• Exercise requirements
Copy only the lines from the one containing "OCR this image." through the final line of the records below, exactly as written, with no pictures.

# # # # #

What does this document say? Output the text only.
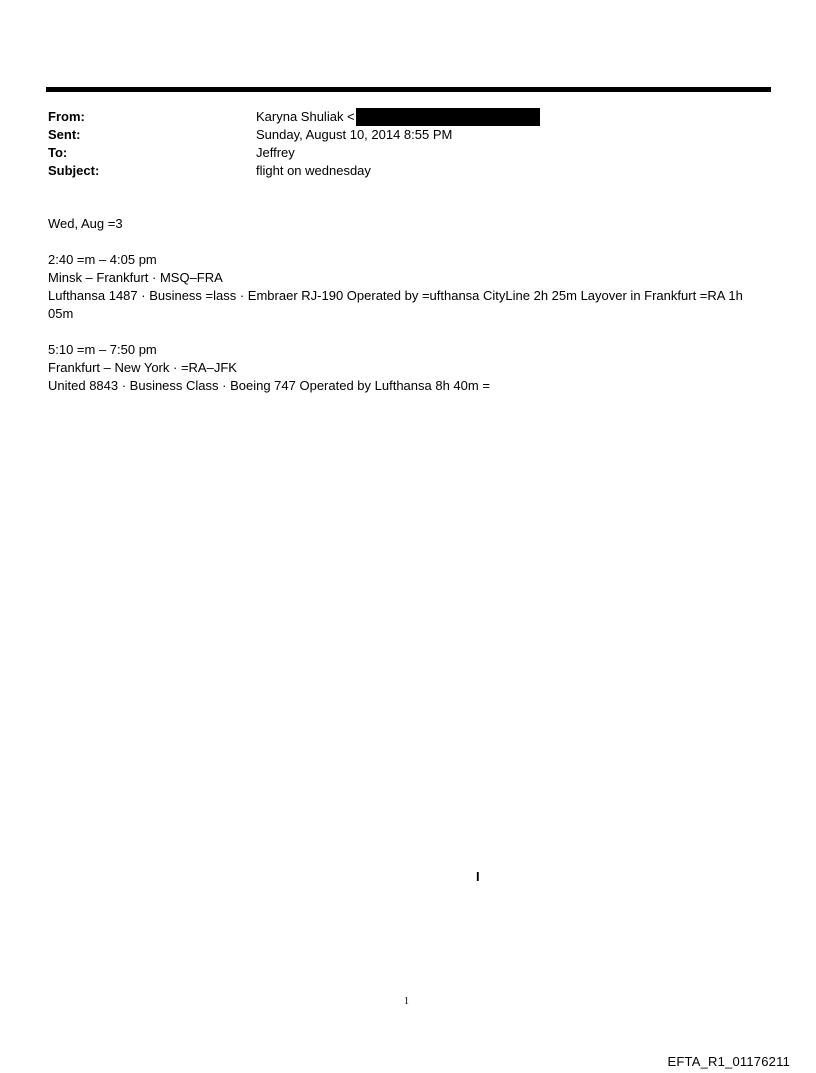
From:	Karyna Shuliak <
Sent:	Sunday, August 10, 2014 8:55 PM
To:	Jeffrey
Subject:	flight on wednesday
Wed, Aug =3
2:40 =m – 4:05 pm
Minsk – Frankfurt · MSQ–FRA
Lufthansa 1487 · Business =lass · Embraer RJ-190 Operated by =ufthansa CityLine 2h 25m Layover in Frankfurt =RA 1h
05m
5:10 =m – 7:50 pm
Frankfurt – New York · =RA–JFK
United 8843 · Business Class · Boeing 747 Operated by Lufthansa 8h 40m =
I
1
EFTA_R1_01176211
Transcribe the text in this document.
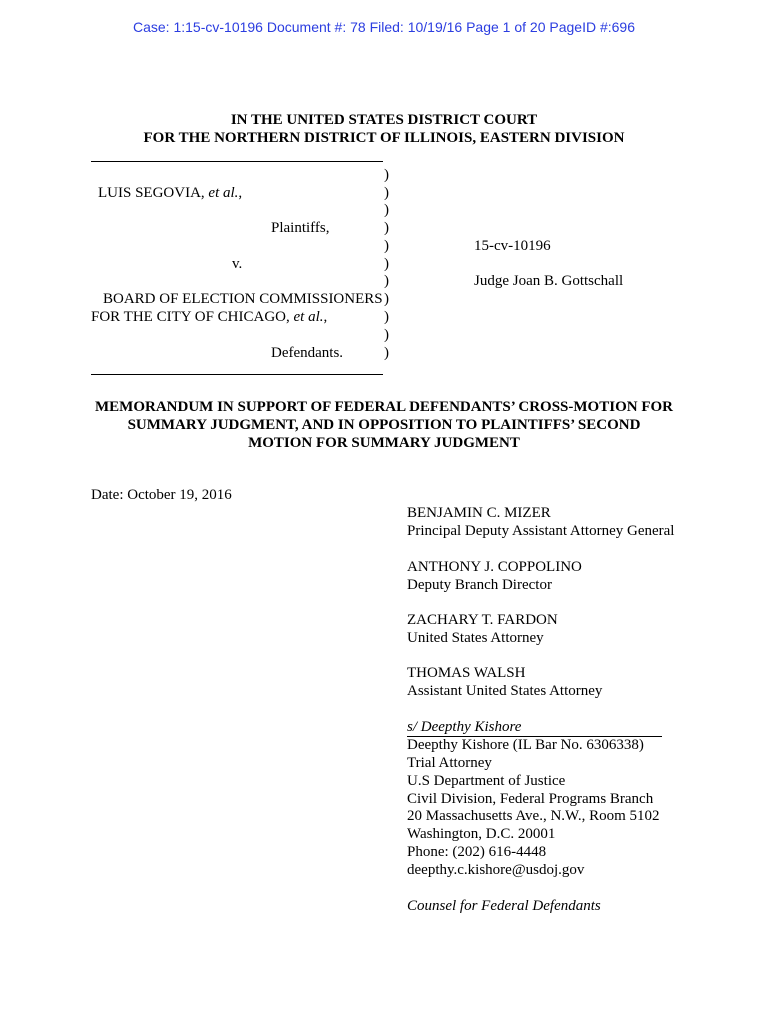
Case: 1:15-cv-10196 Document #: 78 Filed: 10/19/16 Page 1 of 20 PageID #:696
IN THE UNITED STATES DISTRICT COURT
FOR THE NORTHERN DISTRICT OF ILLINOIS, EASTERN DIVISION
LUIS SEGOVIA, et al.,
Plaintiffs,
v.
BOARD OF ELECTION COMMISSIONERS
FOR THE CITY OF CHICAGO, et al.,
Defendants.
)
)
)
)
)
)
)
)
)
)
)
15-cv-10196
Judge Joan B. Gottschall
MEMORANDUM IN SUPPORT OF FEDERAL DEFENDANTS’ CROSS-MOTION FOR
SUMMARY JUDGMENT, AND IN OPPOSITION TO PLAINTIFFS’ SECOND
MOTION FOR SUMMARY JUDGMENT
Date: October 19, 2016
BENJAMIN C. MIZER
Principal Deputy Assistant Attorney General
ANTHONY J. COPPOLINO
Deputy Branch Director
ZACHARY T. FARDON
United States Attorney
THOMAS WALSH
Assistant United States Attorney
s/ Deepthy Kishore
Deepthy Kishore (IL Bar No. 6306338)
Trial Attorney
U.S Department of Justice
Civil Division, Federal Programs Branch
20 Massachusetts Ave., N.W., Room 5102
Washington, D.C. 20001
Phone: (202) 616-4448
deepthy.c.kishore@usdoj.gov
Counsel for Federal Defendants
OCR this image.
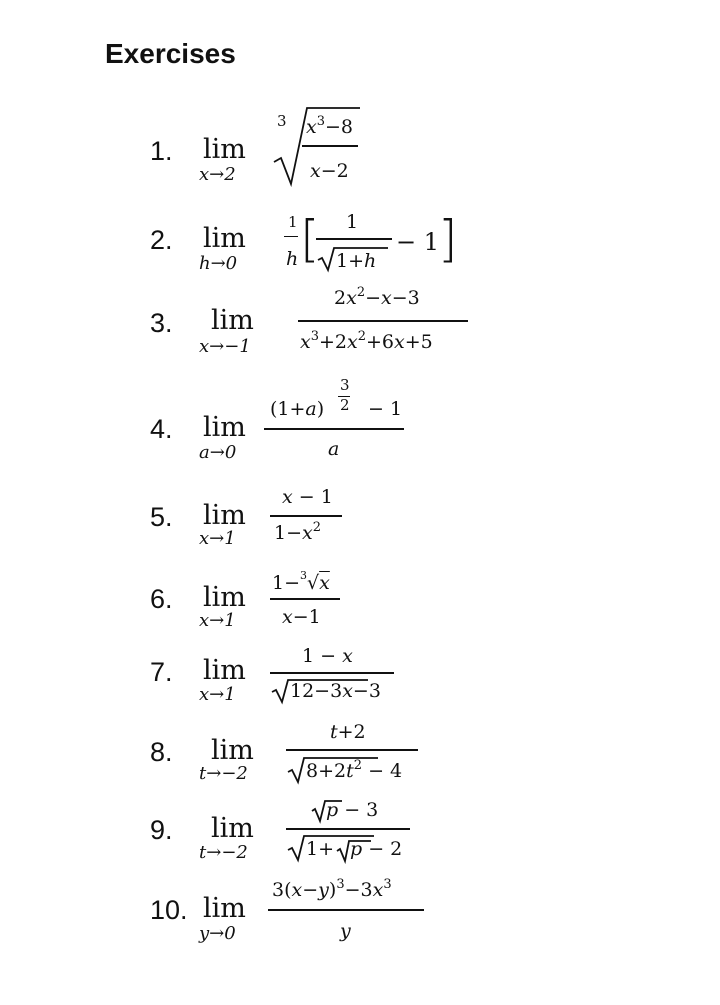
Exercises
1. lim
x→2
3 $x^3-8$
x−2
2. lim
h→0
1
h [ 1
1+h
− 1
]
3. lim
x→−1
$2x^2-x-3$
$x^3+2x^2+6x+5$
4. lim
a→0
(1+a)
3
2 − 1
a
5. lim
x→1
x − 1
$1-x^2$
6. lim
x→1
1−$^3$√x
x−1
7. lim
x→1
1 − x
12−3x−3
8. lim
t→−2
t+2
$8+2t^2 - 4$
9. lim
t→−2
p − 3
1+ p − 2
10. lim
y→0
$3(x-y)^3-3x^3$
y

# # # # #

• Solution for this exercise
OCR this image.
Exercises
1. lim
x→2
3 $x^3-8$
x−2
2. lim
h→0
1
h [ 1
1+h
− 1
]
3. lim
x→−1
$2x^2-x-3$
$x^3+2x^2+6x+5$
4. lim
a→0
(1+a)
3
2 − 1
a
5. lim
x→1
x − 1
$1-x^2$
6. lim
x→1
1−$^3$√x
x−1
7. lim
x→1
1 − x
12−3x−3
8. lim
t→−2
t+2
$8+2t^2 - 4$
9. lim
t→−2
p − 3
1+ p − 2
10. lim
y→0
$3(x-y)^3-3x^3$
y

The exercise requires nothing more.